_Instructions to follow_:
Output every entry exactly as written.

_Input data_:
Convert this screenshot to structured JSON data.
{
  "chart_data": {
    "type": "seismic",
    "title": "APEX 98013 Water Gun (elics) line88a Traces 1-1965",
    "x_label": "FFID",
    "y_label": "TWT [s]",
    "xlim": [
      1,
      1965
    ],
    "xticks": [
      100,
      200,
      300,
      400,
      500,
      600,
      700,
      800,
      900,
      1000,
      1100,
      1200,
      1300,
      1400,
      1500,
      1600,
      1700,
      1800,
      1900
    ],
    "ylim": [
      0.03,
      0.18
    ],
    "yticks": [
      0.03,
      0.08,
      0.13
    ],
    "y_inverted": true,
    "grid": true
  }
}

_Result for this task_:
Convert this screenshot to structured JSON data.
{
  "chart_data": {
    "type": "seismic",
    "title": "APEX 98013 Water Gun (elics) line88a Traces 1-1965",
    "x_label": "FFID",
    "y_label": "TWT [s]",
    "xlim": [
      1,
      1965
    ],
    "xticks": [
      100,
      200,
      300,
      400,
      500,
      600,
      700,
      800,
      900,
      1000,
      1100,
      1200,
      1300,
      1400,
      1500,
      1600,
      1700,
      1800,
      1900
    ],
    "ylim": [
      0.03,
      0.18
    ],
    "yticks": [
      0.03,
      0.08,
      0.13
    ],
    "y_inverted": true,
    "grid": true
  }
}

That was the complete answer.